Determine the number of lines containing the word "materials", and state that figure alone.
## Begin
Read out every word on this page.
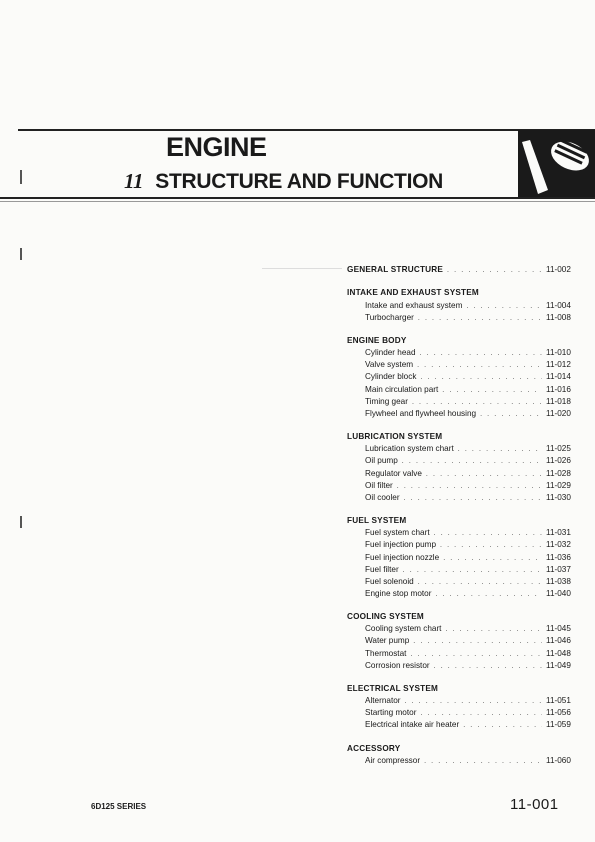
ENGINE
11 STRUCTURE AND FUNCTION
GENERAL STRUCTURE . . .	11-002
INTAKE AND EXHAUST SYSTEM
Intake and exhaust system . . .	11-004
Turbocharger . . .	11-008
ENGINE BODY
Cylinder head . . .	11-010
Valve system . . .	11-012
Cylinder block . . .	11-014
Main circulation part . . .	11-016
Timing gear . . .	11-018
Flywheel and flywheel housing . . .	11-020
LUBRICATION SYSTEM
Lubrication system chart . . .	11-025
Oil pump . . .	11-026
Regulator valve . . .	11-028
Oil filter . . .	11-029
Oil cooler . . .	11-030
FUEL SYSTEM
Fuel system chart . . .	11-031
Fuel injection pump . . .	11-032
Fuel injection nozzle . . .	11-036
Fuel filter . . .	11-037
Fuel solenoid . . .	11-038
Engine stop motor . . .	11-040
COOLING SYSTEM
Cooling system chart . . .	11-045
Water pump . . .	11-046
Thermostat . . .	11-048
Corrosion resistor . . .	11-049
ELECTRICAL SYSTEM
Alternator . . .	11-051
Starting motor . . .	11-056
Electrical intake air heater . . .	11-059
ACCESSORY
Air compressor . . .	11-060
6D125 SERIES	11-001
## End
## Begin
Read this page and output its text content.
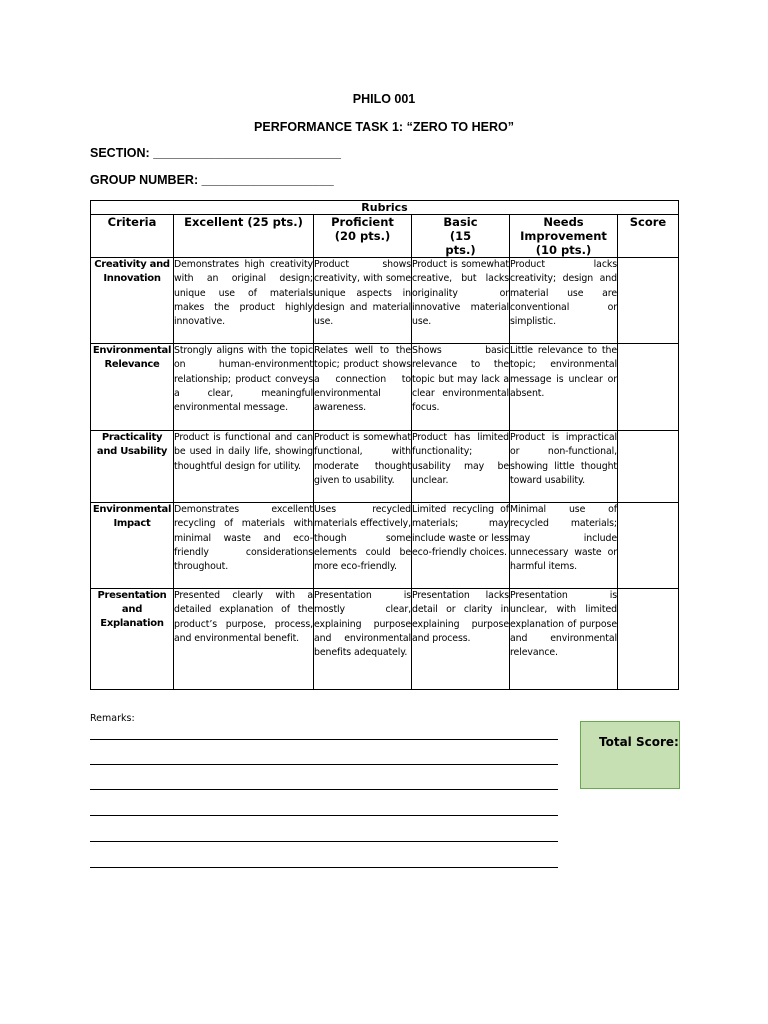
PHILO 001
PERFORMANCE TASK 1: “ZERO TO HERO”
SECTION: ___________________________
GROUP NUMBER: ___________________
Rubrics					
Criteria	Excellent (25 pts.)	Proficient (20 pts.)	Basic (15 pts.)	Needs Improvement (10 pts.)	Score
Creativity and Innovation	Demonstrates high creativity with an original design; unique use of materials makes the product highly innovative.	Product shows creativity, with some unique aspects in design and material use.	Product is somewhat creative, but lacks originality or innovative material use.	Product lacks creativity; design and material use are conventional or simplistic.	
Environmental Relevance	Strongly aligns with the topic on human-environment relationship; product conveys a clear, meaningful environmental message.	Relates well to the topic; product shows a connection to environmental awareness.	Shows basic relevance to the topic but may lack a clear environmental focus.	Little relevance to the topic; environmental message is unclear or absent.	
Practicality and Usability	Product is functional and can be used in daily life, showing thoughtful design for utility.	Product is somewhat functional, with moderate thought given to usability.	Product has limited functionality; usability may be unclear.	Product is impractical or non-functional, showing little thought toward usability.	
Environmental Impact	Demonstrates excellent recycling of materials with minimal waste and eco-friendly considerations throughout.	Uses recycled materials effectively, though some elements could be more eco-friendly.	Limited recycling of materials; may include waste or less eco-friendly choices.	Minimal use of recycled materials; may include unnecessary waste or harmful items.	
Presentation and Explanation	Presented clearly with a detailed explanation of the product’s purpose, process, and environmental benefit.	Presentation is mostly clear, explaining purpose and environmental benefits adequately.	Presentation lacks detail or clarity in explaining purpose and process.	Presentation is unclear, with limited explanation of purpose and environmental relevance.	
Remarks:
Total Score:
## End
## Begin
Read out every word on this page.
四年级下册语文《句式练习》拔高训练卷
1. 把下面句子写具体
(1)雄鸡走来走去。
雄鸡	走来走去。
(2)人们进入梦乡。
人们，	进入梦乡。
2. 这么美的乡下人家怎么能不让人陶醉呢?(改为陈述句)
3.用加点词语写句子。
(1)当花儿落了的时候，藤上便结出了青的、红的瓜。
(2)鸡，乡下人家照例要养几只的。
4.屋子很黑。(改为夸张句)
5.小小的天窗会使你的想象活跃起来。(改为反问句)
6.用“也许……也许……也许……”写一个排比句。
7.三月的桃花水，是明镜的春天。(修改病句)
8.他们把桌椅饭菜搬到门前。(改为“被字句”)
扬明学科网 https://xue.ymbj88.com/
## End
_COMPLETED EXERCISE:_
2